* What is asked: Extract every entry word for word.

* Data section:
──────

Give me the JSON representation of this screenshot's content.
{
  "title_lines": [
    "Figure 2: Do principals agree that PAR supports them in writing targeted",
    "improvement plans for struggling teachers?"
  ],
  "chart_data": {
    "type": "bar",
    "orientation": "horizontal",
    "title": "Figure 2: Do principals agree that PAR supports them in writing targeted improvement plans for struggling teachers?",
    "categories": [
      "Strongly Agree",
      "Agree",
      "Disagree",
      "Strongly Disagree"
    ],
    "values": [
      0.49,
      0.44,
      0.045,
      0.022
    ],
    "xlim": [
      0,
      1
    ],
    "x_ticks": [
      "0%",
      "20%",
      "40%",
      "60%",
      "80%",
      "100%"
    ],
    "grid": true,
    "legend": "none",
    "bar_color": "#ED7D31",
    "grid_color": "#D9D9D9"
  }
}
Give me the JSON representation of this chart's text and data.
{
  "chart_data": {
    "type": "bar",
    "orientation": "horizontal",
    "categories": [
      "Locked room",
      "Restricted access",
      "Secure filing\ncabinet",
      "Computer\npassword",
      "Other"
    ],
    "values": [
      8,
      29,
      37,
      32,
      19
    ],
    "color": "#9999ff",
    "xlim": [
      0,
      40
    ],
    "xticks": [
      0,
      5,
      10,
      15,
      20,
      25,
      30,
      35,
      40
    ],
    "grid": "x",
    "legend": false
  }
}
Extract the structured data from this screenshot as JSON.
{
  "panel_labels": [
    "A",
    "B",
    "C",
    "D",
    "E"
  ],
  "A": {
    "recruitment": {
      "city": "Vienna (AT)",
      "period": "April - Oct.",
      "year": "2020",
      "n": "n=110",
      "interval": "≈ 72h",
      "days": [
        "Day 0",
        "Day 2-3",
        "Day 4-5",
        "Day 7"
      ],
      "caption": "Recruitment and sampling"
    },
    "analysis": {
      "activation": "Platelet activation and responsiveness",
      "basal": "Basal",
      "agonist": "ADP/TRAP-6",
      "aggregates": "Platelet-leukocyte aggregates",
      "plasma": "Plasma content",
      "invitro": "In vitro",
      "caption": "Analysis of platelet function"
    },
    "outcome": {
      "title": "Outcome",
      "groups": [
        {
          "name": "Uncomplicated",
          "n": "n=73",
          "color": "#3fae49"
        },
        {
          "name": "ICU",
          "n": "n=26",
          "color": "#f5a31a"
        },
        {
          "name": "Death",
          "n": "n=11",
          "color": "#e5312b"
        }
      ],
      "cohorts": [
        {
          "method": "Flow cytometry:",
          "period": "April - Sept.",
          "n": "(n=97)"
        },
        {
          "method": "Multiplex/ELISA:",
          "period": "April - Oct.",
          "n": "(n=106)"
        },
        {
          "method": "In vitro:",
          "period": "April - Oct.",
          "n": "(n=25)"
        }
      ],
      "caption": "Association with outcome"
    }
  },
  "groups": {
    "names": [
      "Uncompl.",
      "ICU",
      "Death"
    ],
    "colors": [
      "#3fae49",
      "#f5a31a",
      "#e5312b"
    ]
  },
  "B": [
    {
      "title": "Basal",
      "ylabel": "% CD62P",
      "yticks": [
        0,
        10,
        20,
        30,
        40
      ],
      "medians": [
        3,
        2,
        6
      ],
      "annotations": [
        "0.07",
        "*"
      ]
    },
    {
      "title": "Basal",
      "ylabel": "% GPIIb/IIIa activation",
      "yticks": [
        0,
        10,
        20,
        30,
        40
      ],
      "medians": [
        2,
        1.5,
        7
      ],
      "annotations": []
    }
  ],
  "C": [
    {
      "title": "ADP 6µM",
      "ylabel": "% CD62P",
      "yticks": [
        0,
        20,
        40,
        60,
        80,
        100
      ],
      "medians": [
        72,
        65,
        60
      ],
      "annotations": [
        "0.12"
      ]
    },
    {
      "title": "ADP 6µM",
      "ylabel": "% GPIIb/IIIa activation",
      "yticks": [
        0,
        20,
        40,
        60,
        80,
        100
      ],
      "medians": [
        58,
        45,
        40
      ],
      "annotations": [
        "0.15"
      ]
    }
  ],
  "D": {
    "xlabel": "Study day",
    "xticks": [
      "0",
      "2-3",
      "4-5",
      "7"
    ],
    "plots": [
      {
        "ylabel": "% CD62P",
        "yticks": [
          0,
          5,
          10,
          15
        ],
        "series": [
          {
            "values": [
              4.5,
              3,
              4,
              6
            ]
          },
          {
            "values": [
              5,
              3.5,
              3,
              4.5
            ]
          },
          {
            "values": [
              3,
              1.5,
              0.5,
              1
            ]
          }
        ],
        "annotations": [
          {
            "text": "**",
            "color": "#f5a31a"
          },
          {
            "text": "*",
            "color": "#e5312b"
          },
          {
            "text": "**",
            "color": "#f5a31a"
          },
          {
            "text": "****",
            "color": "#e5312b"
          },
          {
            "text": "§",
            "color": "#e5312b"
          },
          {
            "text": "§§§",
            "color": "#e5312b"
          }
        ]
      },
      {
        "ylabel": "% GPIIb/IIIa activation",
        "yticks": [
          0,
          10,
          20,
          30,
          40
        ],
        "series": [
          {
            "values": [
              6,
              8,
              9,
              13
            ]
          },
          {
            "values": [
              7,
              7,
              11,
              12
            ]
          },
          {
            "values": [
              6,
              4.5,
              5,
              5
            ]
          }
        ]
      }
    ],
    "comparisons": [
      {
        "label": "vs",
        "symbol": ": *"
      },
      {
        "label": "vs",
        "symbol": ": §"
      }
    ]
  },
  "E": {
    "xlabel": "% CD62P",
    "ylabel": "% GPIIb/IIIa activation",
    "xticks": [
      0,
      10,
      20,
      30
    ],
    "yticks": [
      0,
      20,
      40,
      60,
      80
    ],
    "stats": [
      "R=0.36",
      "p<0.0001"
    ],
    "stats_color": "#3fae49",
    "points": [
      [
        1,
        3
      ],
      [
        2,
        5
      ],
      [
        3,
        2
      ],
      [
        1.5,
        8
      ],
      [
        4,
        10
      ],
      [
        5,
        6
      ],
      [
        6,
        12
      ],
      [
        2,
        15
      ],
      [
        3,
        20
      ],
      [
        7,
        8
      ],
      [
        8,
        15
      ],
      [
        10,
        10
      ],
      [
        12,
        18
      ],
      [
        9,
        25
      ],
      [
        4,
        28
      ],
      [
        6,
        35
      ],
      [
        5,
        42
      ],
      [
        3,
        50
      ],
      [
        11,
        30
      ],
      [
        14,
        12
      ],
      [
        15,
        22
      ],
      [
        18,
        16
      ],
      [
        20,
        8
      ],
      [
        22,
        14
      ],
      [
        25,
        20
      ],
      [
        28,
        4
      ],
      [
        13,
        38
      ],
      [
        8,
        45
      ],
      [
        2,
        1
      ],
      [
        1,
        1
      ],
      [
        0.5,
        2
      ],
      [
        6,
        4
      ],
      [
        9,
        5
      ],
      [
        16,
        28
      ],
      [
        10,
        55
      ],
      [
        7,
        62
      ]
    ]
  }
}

──────

* Answer to the problem:
Give me the JSON representation of this screenshot's content.
{
  "title_lines": [
    "Figure 2: Do principals agree that PAR supports them in writing targeted",
    "improvement plans for struggling teachers?"
  ],
  "chart_data": {
    "type": "bar",
    "orientation": "horizontal",
    "title": "Figure 2: Do principals agree that PAR supports them in writing targeted improvement plans for struggling teachers?",
    "categories": [
      "Strongly Agree",
      "Agree",
      "Disagree",
      "Strongly Disagree"
    ],
    "values": [
      0.49,
      0.44,
      0.045,
      0.022
    ],
    "xlim": [
      0,
      1
    ],
    "x_ticks": [
      "0%",
      "20%",
      "40%",
      "60%",
      "80%",
      "100%"
    ],
    "grid": true,
    "legend": "none",
    "bar_color": "#ED7D31",
    "grid_color": "#D9D9D9"
  }
}
Give me the JSON representation of this chart's text and data.
{
  "chart_data": {
    "type": "bar",
    "orientation": "horizontal",
    "categories": [
      "Locked room",
      "Restricted access",
      "Secure filing\ncabinet",
      "Computer\npassword",
      "Other"
    ],
    "values": [
      8,
      29,
      37,
      32,
      19
    ],
    "color": "#9999ff",
    "xlim": [
      0,
      40
    ],
    "xticks": [
      0,
      5,
      10,
      15,
      20,
      25,
      30,
      35,
      40
    ],
    "grid": "x",
    "legend": false
  }
}
Extract the structured data from this screenshot as JSON.
{
  "panel_labels": [
    "A",
    "B",
    "C",
    "D",
    "E"
  ],
  "A": {
    "recruitment": {
      "city": "Vienna (AT)",
      "period": "April - Oct.",
      "year": "2020",
      "n": "n=110",
      "interval": "≈ 72h",
      "days": [
        "Day 0",
        "Day 2-3",
        "Day 4-5",
        "Day 7"
      ],
      "caption": "Recruitment and sampling"
    },
    "analysis": {
      "activation": "Platelet activation and responsiveness",
      "basal": "Basal",
      "agonist": "ADP/TRAP-6",
      "aggregates": "Platelet-leukocyte aggregates",
      "plasma": "Plasma content",
      "invitro": "In vitro",
      "caption": "Analysis of platelet function"
    },
    "outcome": {
      "title": "Outcome",
      "groups": [
        {
          "name": "Uncomplicated",
          "n": "n=73",
          "color": "#3fae49"
        },
        {
          "name": "ICU",
          "n": "n=26",
          "color": "#f5a31a"
        },
        {
          "name": "Death",
          "n": "n=11",
          "color": "#e5312b"
        }
      ],
      "cohorts": [
        {
          "method": "Flow cytometry:",
          "period": "April - Sept.",
          "n": "(n=97)"
        },
        {
          "method": "Multiplex/ELISA:",
          "period": "April - Oct.",
          "n": "(n=106)"
        },
        {
          "method": "In vitro:",
          "period": "April - Oct.",
          "n": "(n=25)"
        }
      ],
      "caption": "Association with outcome"
    }
  },
  "groups": {
    "names": [
      "Uncompl.",
      "ICU",
      "Death"
    ],
    "colors": [
      "#3fae49",
      "#f5a31a",
      "#e5312b"
    ]
  },
  "B": [
    {
      "title": "Basal",
      "ylabel": "% CD62P",
      "yticks": [
        0,
        10,
        20,
        30,
        40
      ],
      "medians": [
        3,
        2,
        6
      ],
      "annotations": [
        "0.07",
        "*"
      ]
    },
    {
      "title": "Basal",
      "ylabel": "% GPIIb/IIIa activation",
      "yticks": [
        0,
        10,
        20,
        30,
        40
      ],
      "medians": [
        2,
        1.5,
        7
      ],
      "annotations": []
    }
  ],
  "C": [
    {
      "title": "ADP 6µM",
      "ylabel": "% CD62P",
      "yticks": [
        0,
        20,
        40,
        60,
        80,
        100
      ],
      "medians": [
        72,
        65,
        60
      ],
      "annotations": [
        "0.12"
      ]
    },
    {
      "title": "ADP 6µM",
      "ylabel": "% GPIIb/IIIa activation",
      "yticks": [
        0,
        20,
        40,
        60,
        80,
        100
      ],
      "medians": [
        58,
        45,
        40
      ],
      "annotations": [
        "0.15"
      ]
    }
  ],
  "D": {
    "xlabel": "Study day",
    "xticks": [
      "0",
      "2-3",
      "4-5",
      "7"
    ],
    "plots": [
      {
        "ylabel": "% CD62P",
        "yticks": [
          0,
          5,
          10,
          15
        ],
        "series": [
          {
            "values": [
              4.5,
              3,
              4,
              6
            ]
          },
          {
            "values": [
              5,
              3.5,
              3,
              4.5
            ]
          },
          {
            "values": [
              3,
              1.5,
              0.5,
              1
            ]
          }
        ],
        "annotations": [
          {
            "text": "**",
            "color": "#f5a31a"
          },
          {
            "text": "*",
            "color": "#e5312b"
          },
          {
            "text": "**",
            "color": "#f5a31a"
          },
          {
            "text": "****",
            "color": "#e5312b"
          },
          {
            "text": "§",
            "color": "#e5312b"
          },
          {
            "text": "§§§",
            "color": "#e5312b"
          }
        ]
      },
      {
        "ylabel": "% GPIIb/IIIa activation",
        "yticks": [
          0,
          10,
          20,
          30,
          40
        ],
        "series": [
          {
            "values": [
              6,
              8,
              9,
              13
            ]
          },
          {
            "values": [
              7,
              7,
              11,
              12
            ]
          },
          {
            "values": [
              6,
              4.5,
              5,
              5
            ]
          }
        ]
      }
    ],
    "comparisons": [
      {
        "label": "vs",
        "symbol": ": *"
      },
      {
        "label": "vs",
        "symbol": ": §"
      }
    ]
  },
  "E": {
    "xlabel": "% CD62P",
    "ylabel": "% GPIIb/IIIa activation",
    "xticks": [
      0,
      10,
      20,
      30
    ],
    "yticks": [
      0,
      20,
      40,
      60,
      80
    ],
    "stats": [
      "R=0.36",
      "p<0.0001"
    ],
    "stats_color": "#3fae49",
    "points": [
      [
        1,
        3
      ],
      [
        2,
        5
      ],
      [
        3,
        2
      ],
      [
        1.5,
        8
      ],
      [
        4,
        10
      ],
      [
        5,
        6
      ],
      [
        6,
        12
      ],
      [
        2,
        15
      ],
      [
        3,
        20
      ],
      [
        7,
        8
      ],
      [
        8,
        15
      ],
      [
        10,
        10
      ],
      [
        12,
        18
      ],
      [
        9,
        25
      ],
      [
        4,
        28
      ],
      [
        6,
        35
      ],
      [
        5,
        42
      ],
      [
        3,
        50
      ],
      [
        11,
        30
      ],
      [
        14,
        12
      ],
      [
        15,
        22
      ],
      [
        18,
        16
      ],
      [
        20,
        8
      ],
      [
        22,
        14
      ],
      [
        25,
        20
      ],
      [
        28,
        4
      ],
      [
        13,
        38
      ],
      [
        8,
        45
      ],
      [
        2,
        1
      ],
      [
        1,
        1
      ],
      [
        0.5,
        2
      ],
      [
        6,
        4
      ],
      [
        9,
        5
      ],
      [
        16,
        28
      ],
      [
        10,
        55
      ],
      [
        7,
        62
      ]
    ]
  }
}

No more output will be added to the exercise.